REQUEST: Pick out every line in the data below that holds "comedies".

RECORDS PROVIDED:

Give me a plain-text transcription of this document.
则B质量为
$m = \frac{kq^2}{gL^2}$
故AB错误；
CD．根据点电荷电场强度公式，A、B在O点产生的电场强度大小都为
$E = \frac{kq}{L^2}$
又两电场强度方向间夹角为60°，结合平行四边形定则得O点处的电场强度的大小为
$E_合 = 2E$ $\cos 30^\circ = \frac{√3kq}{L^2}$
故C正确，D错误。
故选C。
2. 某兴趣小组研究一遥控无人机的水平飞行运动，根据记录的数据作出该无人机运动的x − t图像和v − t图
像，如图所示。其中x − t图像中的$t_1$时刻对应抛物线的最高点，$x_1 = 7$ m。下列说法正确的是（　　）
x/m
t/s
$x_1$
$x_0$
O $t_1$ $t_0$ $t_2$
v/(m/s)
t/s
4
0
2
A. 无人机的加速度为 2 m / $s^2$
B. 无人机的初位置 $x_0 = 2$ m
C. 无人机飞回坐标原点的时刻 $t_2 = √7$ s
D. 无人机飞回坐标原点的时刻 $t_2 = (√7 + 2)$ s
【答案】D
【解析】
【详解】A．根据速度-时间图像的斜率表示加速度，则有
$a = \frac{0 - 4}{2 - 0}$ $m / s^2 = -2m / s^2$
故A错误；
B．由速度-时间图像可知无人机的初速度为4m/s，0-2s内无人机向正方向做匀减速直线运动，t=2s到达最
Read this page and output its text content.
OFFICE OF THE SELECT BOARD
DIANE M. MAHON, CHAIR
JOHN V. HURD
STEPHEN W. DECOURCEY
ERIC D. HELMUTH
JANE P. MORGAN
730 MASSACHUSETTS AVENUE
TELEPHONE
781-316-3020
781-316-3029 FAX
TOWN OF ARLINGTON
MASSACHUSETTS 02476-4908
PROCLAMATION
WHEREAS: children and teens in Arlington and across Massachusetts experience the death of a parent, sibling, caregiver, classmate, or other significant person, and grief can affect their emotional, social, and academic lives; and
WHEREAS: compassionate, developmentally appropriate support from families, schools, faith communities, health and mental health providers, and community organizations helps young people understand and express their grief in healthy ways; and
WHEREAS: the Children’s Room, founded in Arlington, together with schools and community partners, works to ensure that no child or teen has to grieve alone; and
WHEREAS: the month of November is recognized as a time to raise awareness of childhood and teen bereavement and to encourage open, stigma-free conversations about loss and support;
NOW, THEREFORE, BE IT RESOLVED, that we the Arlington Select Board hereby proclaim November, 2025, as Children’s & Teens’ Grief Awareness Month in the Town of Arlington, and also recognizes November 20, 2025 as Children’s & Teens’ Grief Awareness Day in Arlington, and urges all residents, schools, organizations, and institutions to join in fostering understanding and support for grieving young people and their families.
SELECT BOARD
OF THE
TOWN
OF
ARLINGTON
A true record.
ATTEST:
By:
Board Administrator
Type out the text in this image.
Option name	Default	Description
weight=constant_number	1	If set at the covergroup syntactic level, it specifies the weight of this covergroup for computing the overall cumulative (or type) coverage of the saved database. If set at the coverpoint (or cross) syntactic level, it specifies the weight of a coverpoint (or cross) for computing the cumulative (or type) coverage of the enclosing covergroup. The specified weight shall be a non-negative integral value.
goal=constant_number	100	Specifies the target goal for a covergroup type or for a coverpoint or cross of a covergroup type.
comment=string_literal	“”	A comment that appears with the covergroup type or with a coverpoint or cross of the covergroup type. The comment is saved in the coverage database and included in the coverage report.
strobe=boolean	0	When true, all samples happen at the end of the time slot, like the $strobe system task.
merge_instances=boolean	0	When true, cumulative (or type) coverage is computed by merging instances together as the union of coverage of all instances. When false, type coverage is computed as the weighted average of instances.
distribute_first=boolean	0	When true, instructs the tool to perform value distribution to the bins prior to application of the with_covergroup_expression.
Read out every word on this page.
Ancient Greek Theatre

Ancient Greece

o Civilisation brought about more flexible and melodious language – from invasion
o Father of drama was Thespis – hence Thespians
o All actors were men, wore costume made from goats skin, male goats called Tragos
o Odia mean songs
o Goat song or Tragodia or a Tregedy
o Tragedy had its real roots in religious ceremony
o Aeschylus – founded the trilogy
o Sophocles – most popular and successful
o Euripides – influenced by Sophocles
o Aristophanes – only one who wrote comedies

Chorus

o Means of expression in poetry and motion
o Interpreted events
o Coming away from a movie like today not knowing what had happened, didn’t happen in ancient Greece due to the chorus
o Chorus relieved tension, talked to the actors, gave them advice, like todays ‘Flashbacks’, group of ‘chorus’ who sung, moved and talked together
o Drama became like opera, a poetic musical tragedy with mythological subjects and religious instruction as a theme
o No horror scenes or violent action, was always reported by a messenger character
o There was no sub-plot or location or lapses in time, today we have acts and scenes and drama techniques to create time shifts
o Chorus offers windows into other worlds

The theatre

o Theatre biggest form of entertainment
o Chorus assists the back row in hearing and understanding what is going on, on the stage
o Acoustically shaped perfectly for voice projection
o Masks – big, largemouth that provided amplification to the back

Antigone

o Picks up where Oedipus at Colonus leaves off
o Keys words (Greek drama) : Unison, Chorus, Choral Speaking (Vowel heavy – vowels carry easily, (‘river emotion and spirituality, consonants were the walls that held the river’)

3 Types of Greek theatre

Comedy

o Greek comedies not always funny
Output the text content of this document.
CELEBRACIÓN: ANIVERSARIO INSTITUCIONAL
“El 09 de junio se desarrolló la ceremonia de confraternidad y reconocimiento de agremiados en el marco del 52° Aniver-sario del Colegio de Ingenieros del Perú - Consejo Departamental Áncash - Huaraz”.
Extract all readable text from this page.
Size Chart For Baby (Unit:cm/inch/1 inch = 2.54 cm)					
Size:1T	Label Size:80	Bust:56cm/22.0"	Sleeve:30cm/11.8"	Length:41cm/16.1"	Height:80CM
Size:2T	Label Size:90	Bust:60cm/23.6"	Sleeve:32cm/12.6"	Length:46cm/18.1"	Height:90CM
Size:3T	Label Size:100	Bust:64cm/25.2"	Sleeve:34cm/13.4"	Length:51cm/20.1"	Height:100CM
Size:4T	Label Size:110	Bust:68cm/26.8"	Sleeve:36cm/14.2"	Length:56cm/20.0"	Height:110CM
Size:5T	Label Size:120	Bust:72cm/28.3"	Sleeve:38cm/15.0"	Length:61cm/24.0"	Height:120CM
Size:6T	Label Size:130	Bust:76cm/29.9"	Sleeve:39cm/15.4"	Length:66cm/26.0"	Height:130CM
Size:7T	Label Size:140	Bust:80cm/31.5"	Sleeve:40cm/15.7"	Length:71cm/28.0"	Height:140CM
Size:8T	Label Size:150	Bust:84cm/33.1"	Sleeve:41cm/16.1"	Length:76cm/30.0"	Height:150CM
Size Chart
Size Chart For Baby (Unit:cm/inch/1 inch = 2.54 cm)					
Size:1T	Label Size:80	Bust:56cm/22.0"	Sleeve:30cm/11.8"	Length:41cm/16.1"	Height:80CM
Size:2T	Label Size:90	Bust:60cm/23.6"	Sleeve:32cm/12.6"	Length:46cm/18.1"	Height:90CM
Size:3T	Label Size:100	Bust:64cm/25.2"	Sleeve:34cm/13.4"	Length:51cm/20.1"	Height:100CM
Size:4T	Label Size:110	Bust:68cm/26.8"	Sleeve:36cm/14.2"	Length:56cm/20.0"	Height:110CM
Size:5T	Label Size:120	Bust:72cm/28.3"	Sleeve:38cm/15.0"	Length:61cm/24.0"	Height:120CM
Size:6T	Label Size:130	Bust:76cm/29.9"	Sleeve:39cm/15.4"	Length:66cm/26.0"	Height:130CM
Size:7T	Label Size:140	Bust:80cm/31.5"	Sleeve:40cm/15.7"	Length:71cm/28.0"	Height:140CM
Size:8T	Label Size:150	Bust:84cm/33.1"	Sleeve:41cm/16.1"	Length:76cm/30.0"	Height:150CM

RIGHT ANSWER:
o Aristophanes – only one who wrote comedies
o Greek comedies not always funny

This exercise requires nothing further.